§ **INSTRUCTIONS FOR THE TASK**
Find every line in the items that contains the word "history" and copy each of those lines.

§ **RECORDS FOR THE TASK**
'''
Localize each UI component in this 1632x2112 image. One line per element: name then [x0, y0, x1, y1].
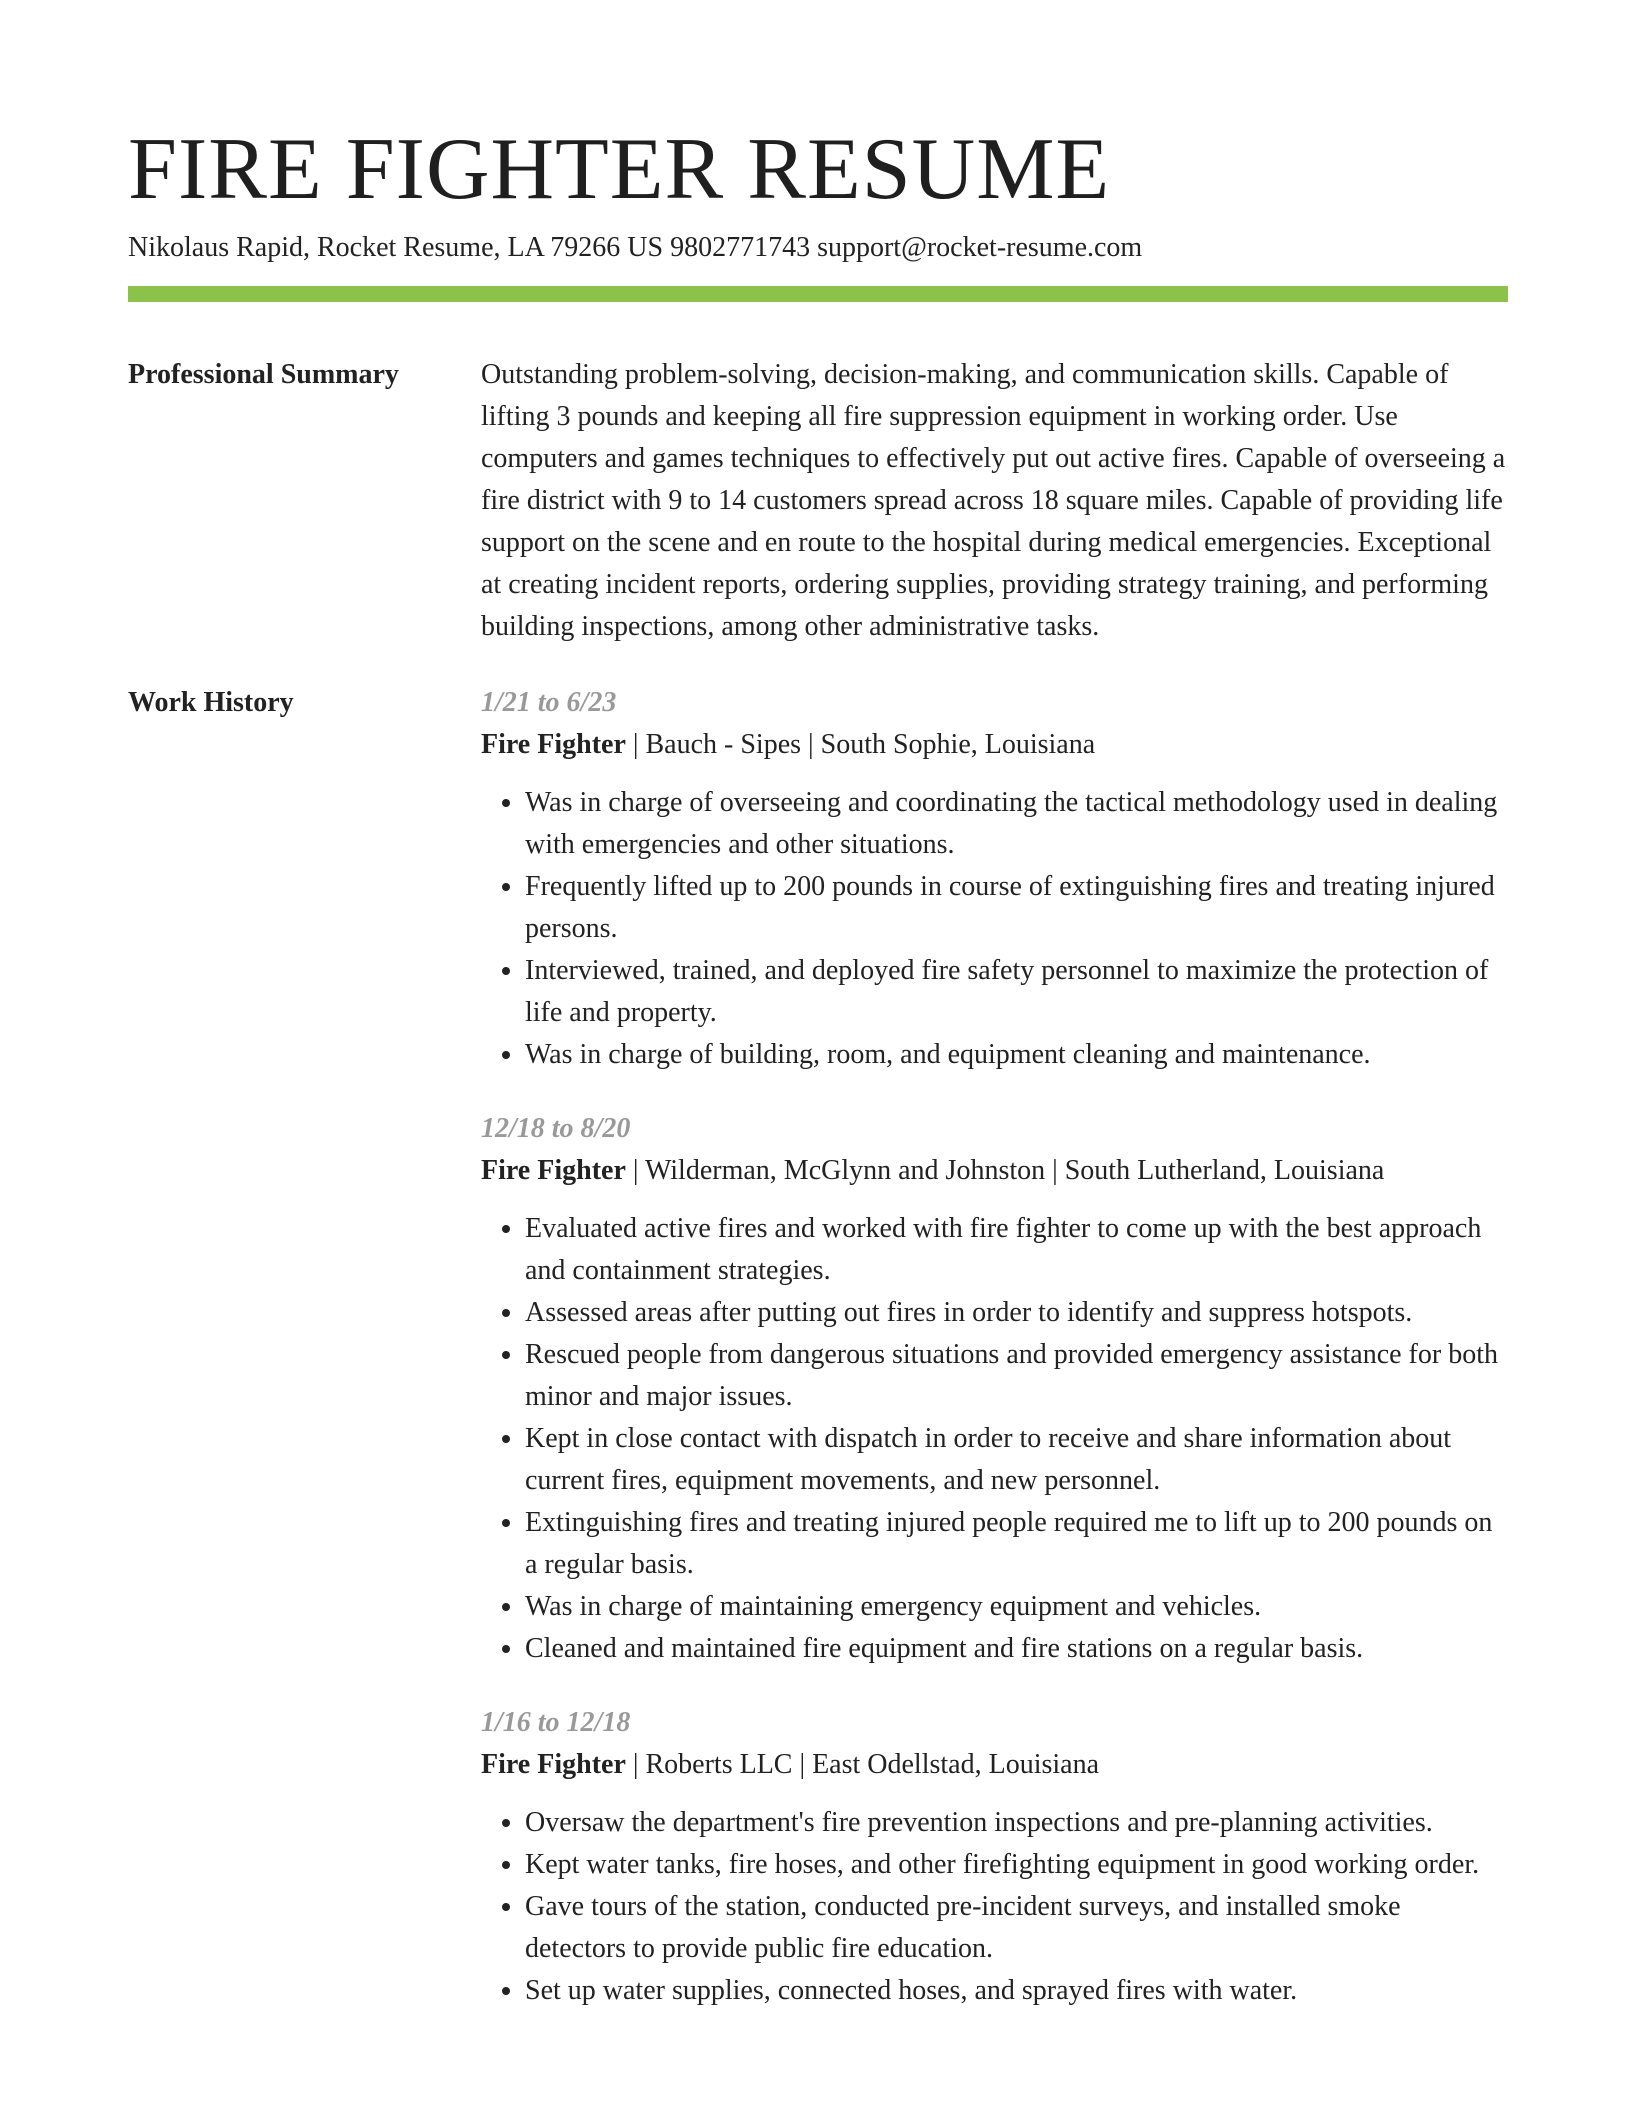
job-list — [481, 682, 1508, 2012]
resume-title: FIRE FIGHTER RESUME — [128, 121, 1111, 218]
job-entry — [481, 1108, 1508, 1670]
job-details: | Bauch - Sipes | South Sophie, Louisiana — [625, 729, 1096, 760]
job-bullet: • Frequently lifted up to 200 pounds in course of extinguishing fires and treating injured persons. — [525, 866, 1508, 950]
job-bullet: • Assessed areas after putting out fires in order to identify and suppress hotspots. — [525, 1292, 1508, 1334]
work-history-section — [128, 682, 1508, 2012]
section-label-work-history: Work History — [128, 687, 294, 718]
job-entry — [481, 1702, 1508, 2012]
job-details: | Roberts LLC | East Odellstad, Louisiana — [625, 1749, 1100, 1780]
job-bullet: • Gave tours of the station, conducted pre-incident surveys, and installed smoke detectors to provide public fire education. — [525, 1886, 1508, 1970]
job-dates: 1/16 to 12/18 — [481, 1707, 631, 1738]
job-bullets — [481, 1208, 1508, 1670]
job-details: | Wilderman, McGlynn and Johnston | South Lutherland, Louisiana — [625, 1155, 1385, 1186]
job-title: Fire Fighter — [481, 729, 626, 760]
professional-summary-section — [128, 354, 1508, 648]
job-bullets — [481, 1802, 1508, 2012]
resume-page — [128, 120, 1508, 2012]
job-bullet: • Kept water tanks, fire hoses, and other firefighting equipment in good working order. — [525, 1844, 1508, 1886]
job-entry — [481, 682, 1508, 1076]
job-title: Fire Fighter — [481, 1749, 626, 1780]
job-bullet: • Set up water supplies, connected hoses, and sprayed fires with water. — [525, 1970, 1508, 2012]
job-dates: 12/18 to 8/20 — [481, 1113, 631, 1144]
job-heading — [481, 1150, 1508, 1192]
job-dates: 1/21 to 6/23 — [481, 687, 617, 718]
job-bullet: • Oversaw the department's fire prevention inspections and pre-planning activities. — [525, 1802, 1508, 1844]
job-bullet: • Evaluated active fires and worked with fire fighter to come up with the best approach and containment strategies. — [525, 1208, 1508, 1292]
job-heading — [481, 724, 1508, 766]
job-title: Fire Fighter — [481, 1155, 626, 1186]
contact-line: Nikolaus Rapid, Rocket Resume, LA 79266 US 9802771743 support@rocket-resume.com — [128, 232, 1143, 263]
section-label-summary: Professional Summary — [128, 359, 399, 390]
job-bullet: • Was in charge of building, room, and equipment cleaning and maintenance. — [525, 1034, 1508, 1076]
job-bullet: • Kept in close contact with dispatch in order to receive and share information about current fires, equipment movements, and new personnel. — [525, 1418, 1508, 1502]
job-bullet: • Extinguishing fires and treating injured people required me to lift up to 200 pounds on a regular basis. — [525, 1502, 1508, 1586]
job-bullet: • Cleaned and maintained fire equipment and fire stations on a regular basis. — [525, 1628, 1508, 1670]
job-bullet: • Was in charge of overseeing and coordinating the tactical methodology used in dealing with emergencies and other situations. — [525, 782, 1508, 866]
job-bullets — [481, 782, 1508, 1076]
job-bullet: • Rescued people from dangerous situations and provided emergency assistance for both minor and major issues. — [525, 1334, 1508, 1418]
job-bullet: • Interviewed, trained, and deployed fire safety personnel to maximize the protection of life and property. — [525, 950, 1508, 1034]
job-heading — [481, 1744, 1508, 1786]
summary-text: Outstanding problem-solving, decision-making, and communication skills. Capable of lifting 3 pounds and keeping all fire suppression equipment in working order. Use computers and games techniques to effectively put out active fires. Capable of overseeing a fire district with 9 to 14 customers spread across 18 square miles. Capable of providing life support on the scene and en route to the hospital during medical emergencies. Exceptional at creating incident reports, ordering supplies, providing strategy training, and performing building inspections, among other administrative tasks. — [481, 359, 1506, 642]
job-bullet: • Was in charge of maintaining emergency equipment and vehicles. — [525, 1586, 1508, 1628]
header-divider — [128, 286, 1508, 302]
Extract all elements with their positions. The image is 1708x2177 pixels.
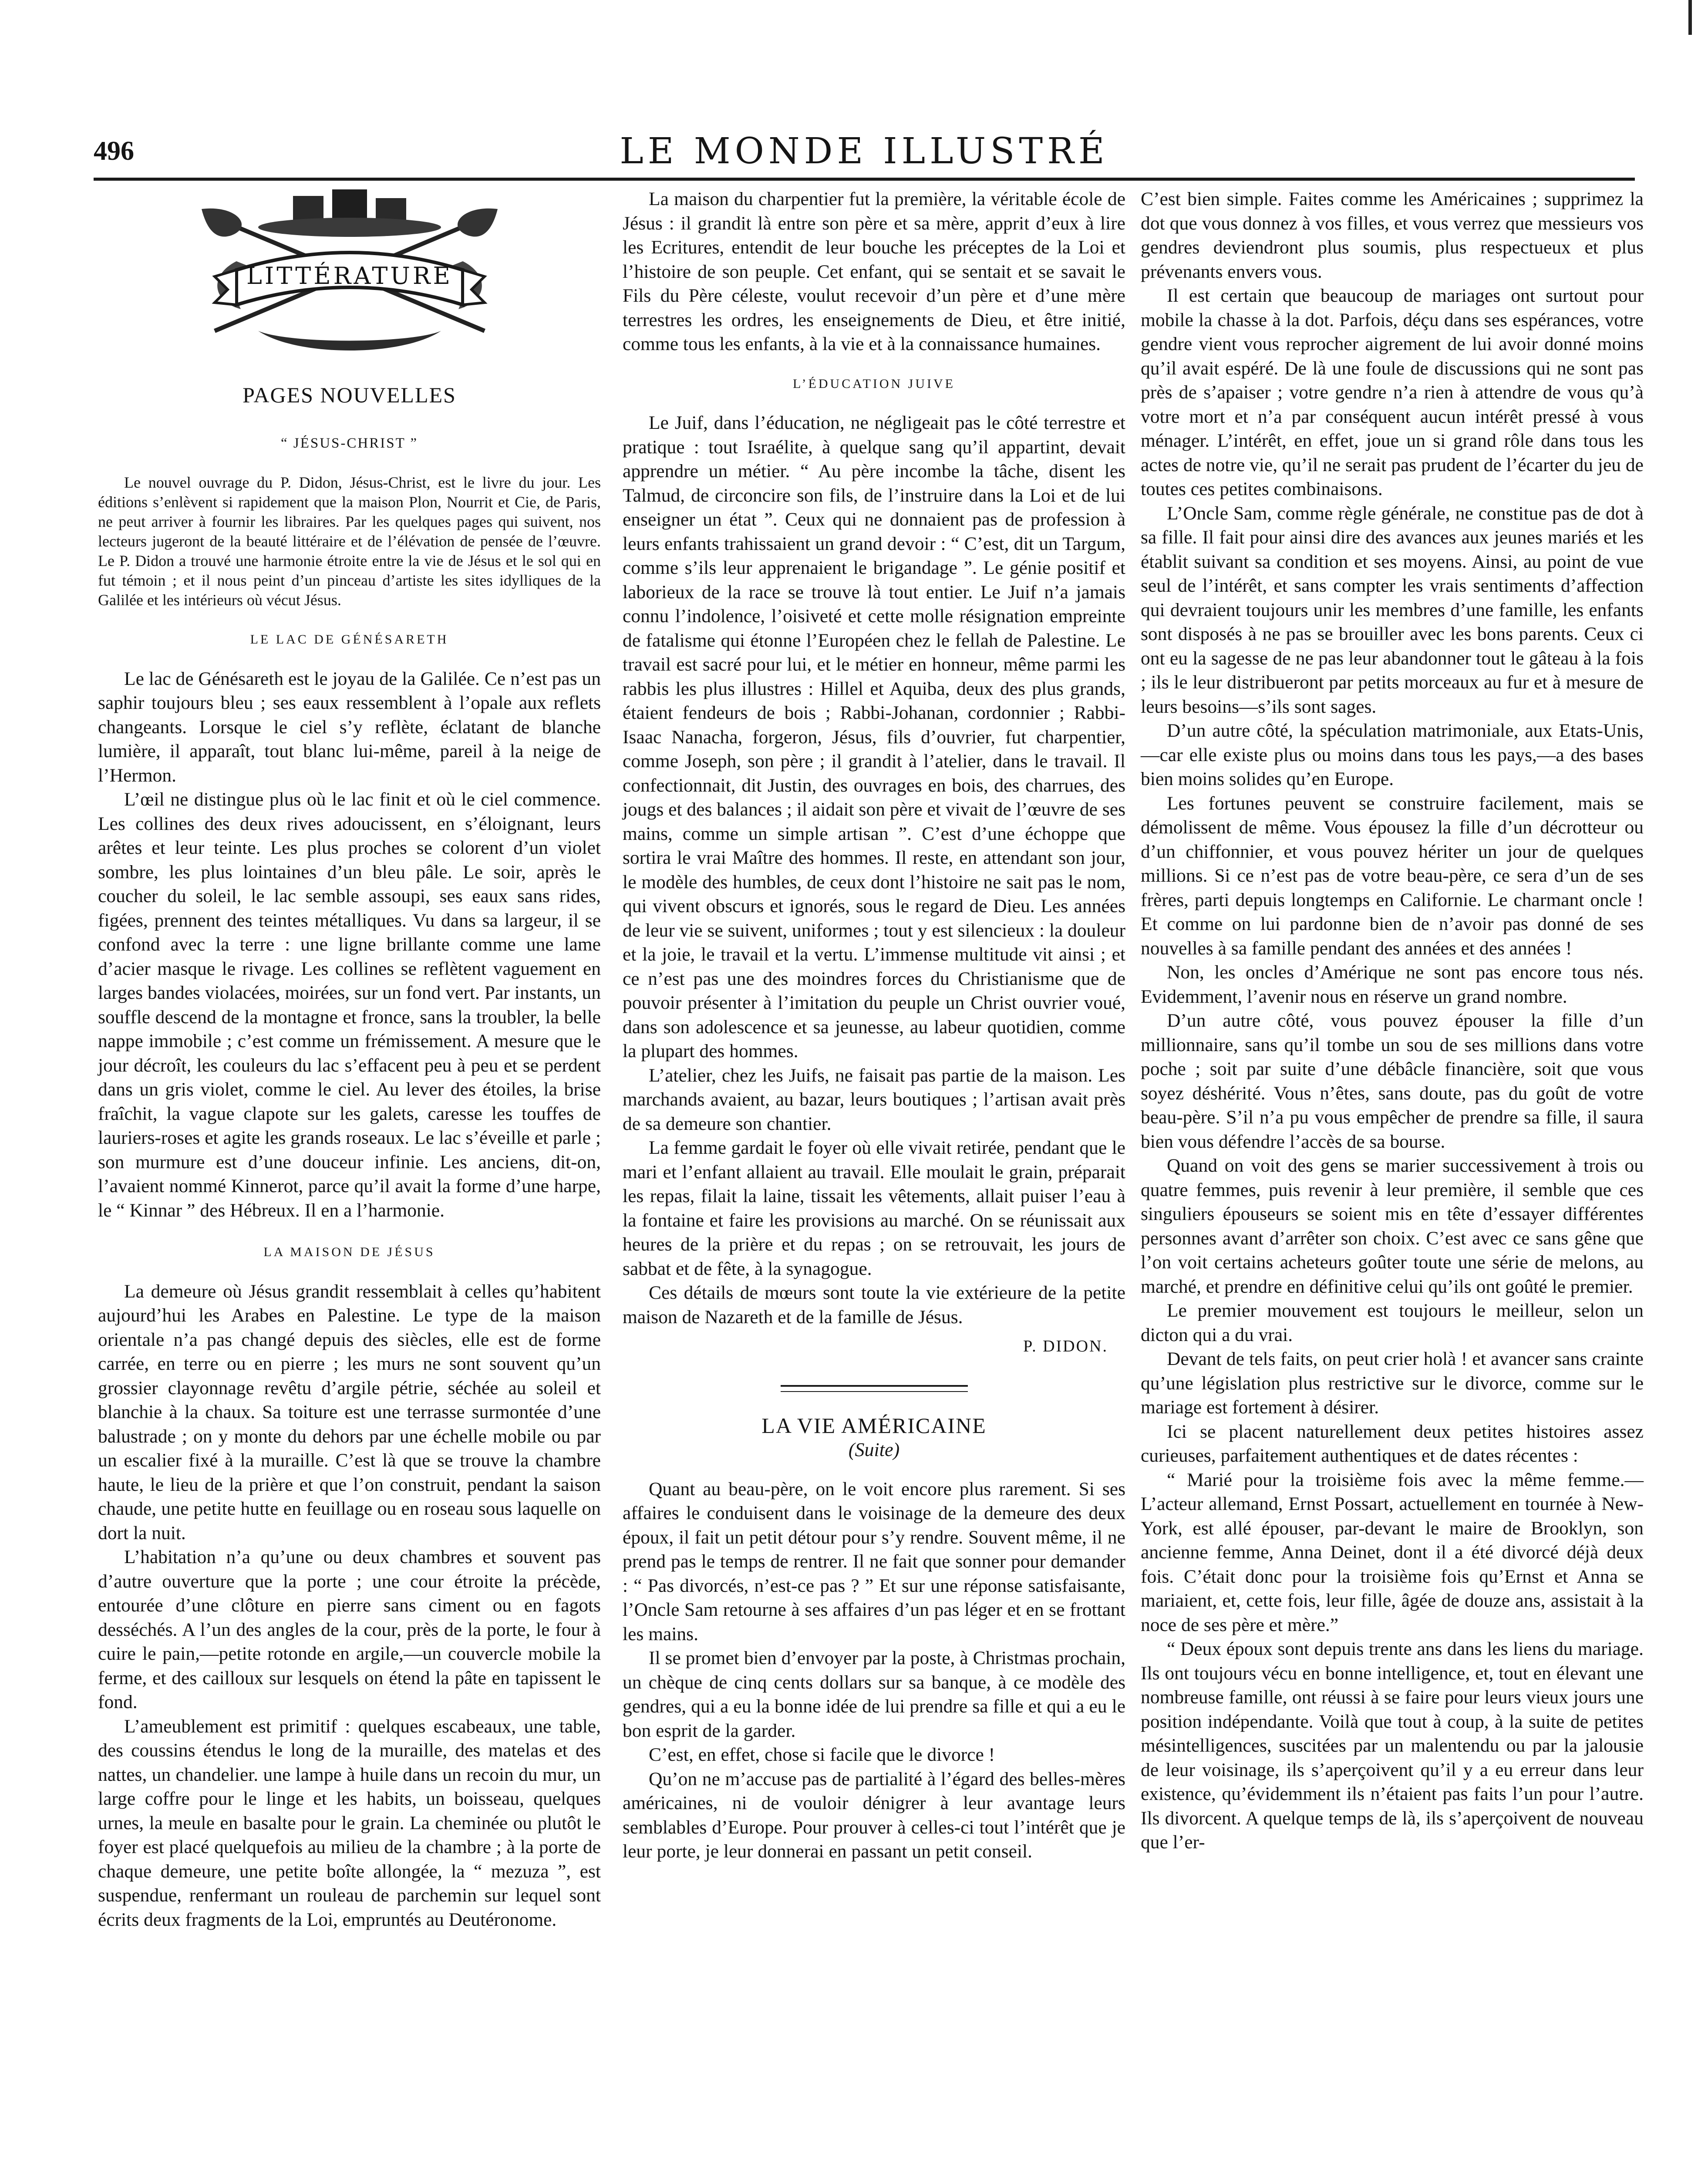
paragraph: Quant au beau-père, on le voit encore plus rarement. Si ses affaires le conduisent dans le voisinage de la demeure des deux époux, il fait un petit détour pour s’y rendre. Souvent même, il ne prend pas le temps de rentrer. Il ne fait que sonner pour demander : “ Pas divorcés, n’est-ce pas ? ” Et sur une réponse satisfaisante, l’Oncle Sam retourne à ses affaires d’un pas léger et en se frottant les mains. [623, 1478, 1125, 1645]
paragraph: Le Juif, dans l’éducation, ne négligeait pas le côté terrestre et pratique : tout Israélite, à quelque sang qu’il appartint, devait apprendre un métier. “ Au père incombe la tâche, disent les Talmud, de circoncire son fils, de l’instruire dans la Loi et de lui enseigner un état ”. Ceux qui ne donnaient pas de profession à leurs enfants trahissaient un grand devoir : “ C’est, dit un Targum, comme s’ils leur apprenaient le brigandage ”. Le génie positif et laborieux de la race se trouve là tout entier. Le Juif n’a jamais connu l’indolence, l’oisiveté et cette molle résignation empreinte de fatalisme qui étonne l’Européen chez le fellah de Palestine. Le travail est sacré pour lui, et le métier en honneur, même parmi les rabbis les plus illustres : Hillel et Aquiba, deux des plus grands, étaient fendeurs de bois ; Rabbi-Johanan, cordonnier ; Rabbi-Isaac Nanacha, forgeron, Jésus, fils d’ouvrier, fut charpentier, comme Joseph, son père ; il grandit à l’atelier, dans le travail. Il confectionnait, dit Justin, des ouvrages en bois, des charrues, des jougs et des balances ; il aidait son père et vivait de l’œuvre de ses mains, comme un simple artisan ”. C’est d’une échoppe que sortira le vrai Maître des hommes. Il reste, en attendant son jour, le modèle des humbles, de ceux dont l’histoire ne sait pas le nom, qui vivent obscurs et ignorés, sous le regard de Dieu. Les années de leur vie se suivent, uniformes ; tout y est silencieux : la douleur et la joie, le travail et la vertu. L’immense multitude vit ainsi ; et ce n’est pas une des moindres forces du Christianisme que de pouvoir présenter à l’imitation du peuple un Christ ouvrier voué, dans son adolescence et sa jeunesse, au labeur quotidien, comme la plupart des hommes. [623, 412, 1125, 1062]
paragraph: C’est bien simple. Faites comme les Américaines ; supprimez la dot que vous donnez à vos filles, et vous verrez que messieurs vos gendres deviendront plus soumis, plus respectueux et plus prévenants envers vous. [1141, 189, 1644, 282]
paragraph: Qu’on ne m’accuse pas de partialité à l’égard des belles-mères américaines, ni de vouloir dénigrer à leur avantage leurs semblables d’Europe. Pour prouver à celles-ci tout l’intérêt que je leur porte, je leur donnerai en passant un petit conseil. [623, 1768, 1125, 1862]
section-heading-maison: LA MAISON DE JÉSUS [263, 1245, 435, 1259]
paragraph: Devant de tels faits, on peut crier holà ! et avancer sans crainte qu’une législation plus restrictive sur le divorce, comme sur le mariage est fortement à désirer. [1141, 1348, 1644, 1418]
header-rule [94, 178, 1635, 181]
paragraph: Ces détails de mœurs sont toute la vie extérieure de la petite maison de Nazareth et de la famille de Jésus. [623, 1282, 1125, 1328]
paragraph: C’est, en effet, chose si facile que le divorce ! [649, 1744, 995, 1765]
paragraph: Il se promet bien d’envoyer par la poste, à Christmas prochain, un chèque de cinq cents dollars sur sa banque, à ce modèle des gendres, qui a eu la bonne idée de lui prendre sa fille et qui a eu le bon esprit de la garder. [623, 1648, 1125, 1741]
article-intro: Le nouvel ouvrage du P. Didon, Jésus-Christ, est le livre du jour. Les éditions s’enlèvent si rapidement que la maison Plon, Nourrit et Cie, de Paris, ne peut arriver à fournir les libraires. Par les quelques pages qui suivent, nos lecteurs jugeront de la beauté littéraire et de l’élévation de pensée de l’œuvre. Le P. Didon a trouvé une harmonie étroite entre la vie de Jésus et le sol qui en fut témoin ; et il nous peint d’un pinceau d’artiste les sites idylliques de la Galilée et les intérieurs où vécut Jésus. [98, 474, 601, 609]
'''
§ **WRITTEN ANSWER**
work-history-section — [128, 682, 1508, 2012]
section-label-work-history: Work History — [128, 687, 294, 718]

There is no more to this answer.